● **DOCUMENT SEGMENT**
Expectation, Variance & Covariance
Prerequisite:
Expectation, variance, and covariance are the first three numbers you extract from a random variable. Together they characterize location, spread, and the relationship between variables. They are the building blocks of everything from the central limit theorem to the bias-variance tradeoff in machine learning.
Expectation
Definition (Discrete). Let $X$ be a discrete random variable taking values in a countable set $\mathcal{X}$ with PMF $p$. The expected value (or mean) of $X$ is:
$$E[X] = \sum_{x \in \mathcal{X}} x, p(x),$$
provided the sum converges absolutely: $\sum_{x} |x|, p(x) < \infty$.
Definition (Continuous). Let $X$ be a continuous random variable with PDF $f$. The expected value is:
$$E[X] = \int_{-\infty}^{\infty} x, f(x), dx,$$
provided the integral converges absolutely.
Interpretation. $E[X]$ is the long-run average of $X$ over many independent repetitions. It is a weighted average of outcomes, where the weights are probabilities.
Expectation via LOTUS
The Law of the Unconscious Statistician (LOTUS) allows computing $E[g(X)]$ without finding the distribution of $g(X)$ first.
Theorem (LOTUS). For a function $g: \mathbb{R} \to \mathbb{R}$:
$$E[g(X)] = \sum_{x} g(x), p(x) \quad \text{(discrete)}, \qquad E[g(X)] = \int_{-\infty}^{\infty} g(x), f(x), dx \quad \text{(continuous)}.$$
Linearity of Expectation
Theorem. For random variables $X$ and $Y$ on the same probability space, and constants $a, b \in \mathbb{R}$:
$$E[aX + bY] = a,E[X] + b,E[Y].$$
Proof (discrete case). Let $(X, Y)$ have joint PMF $p(x,y)$.
$$E[aX + bY] = \sum_{x,y}(ax + by),p(x,y) = a\sum_{x,y} x,p(x,y) + b\sum_{x,y} y,p(x,y).$$
Since $\sum_y p(x,y) = p_X(x)$ and $\sum_x p(x,y) = p_Y(y)$:
$$= a\sum_x x,p_X(x) + b\sum_y y,p_Y(y) = a,E[X] + b,E[Y]. \quad \square$$
Key point. Linearity holds regardless of whether $X$ and $Y$ are independent. This is its great power: sums of dependent random variables are just as easy to handle as independent ones when computing expectations.
Variance
Definition. The variance of $X$ (with $E[X] = \mu$) is:
$$\text{Var}(X) = E!\left[(X - \mu)^2\right].$$
The standard deviation is $\sigma = \sqrt{\text{Var}(X)}$.
Computational formula. Expanding $(X - \mu)^2 = X^2 - 2\mu X + \mu^2$ and taking expectations:
$$\text{Var}(X) = E[X^2] - 2\mu,E[X] + \mu^2 = E[X^2] - \mu^2 = E[X^2] - (E[X])^2.$$
This is usually easier to compute than the definition directly.

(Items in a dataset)
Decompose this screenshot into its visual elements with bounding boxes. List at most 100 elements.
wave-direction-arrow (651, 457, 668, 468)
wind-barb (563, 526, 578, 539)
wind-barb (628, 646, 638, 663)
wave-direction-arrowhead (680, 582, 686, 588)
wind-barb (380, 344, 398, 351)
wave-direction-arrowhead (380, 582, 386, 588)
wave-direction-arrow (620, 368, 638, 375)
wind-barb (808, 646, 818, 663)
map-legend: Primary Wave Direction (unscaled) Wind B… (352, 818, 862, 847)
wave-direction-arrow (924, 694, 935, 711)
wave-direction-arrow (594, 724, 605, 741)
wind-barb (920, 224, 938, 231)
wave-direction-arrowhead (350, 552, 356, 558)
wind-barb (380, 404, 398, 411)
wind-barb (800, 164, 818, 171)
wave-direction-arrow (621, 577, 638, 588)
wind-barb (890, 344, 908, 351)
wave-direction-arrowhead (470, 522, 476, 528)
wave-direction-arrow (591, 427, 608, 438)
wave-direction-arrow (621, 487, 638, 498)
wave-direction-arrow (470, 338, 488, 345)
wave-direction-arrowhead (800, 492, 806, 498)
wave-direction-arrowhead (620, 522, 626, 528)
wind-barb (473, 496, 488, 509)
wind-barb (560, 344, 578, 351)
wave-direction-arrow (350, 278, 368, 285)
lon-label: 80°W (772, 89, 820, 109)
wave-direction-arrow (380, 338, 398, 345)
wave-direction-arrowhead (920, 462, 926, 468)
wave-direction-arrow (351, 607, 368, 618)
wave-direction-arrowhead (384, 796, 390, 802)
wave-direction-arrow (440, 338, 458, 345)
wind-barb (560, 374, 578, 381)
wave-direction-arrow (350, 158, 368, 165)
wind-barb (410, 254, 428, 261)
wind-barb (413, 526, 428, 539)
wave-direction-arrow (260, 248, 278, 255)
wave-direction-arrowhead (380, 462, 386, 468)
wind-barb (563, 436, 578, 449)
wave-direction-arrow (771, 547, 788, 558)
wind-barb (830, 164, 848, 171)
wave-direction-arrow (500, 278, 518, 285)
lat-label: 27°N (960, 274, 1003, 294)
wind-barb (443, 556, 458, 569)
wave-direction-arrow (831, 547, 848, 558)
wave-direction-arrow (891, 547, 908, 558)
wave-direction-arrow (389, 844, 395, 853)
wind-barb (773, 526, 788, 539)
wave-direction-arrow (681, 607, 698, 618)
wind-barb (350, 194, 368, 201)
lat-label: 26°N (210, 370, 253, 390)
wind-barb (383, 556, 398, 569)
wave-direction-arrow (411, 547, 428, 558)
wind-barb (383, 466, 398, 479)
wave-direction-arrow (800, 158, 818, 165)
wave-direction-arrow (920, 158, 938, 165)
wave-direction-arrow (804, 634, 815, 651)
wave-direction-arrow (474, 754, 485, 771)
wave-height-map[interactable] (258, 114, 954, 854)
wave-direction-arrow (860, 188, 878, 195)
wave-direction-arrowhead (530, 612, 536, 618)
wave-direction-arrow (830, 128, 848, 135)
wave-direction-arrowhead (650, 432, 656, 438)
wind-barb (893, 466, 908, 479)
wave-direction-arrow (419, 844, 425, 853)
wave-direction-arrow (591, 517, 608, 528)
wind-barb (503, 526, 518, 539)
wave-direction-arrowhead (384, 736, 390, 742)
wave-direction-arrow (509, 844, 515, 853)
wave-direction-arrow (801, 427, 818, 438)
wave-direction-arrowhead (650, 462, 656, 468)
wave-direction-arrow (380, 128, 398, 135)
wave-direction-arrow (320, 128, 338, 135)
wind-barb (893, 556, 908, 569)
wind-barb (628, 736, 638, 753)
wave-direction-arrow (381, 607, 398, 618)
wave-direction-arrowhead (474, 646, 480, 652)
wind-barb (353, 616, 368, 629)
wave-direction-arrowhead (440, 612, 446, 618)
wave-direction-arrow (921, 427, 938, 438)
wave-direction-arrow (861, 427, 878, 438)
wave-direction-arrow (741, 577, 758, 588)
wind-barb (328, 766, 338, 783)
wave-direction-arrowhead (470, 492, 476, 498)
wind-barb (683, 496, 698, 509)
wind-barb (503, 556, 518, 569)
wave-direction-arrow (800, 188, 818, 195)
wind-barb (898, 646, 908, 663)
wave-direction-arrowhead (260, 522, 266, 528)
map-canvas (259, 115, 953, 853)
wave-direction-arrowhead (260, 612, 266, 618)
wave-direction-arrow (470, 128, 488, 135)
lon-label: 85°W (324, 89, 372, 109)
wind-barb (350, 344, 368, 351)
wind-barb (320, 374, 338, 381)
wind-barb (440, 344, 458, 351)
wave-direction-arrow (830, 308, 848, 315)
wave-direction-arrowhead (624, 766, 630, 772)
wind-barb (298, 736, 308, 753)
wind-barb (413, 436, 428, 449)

● **OBJECTIVES**
A – Decide whether each statement agrees with the page on expectation, variance, and covariance: (i) linearity of expectation requires $X$ and $Y$ to be independent; (ii) LOTUS gives $E[g(X)]$ without first finding the distribution of $g(X)$; (iii) the computational formula for variance is usually easier to compute than the definition. For each, answer yes or no and quote the deciding words.
B – According to the page on expectation, variance, and covariance, how is $E[X]$ interpreted?
C – Quote the page on expectation, variance, and covariance. Begin at the words "Expectation via LOTUS" and stop after "joint PMF $p(x,y)$.".

● **THE REPLIES**
A –
(i) No: "Linearity holds regardless of whether $X$ and $Y$ are independent."
(ii) Yes: "allows computing $E[g(X)]$ without finding the distribution of $g(X)$ first."
(iii) Yes: "This is usually easier to compute than the definition directly."

B – It is the long-run average of $X$ over many independent repetitions, a weighted average of outcomes with probabilities as the weights.

C –
Expectation via LOTUS
The Law of the Unconscious Statistician (LOTUS) allows computing $E[g(X)]$ without finding the distribution of $g(X)$ first.
Theorem (LOTUS). For a function $g: \mathbb{R} \to \mathbb{R}$:
$$E[g(X)] = \sum_{x} g(x), p(x) \quad \text{(discrete)}, \qquad E[g(X)] = \int_{-\infty}^{\infty} g(x), f(x), dx \quad \text{(continuous)}.$$
Linearity of Expectation
Theorem. For random variables $X$ and $Y$ on the same probability space, and constants $a, b \in \mathbb{R}$:
$$E[aX + bY] = a,E[X] + b,E[Y].$$
Proof (discrete case). Let $(X, Y)$ have joint PMF $p(x,y)$.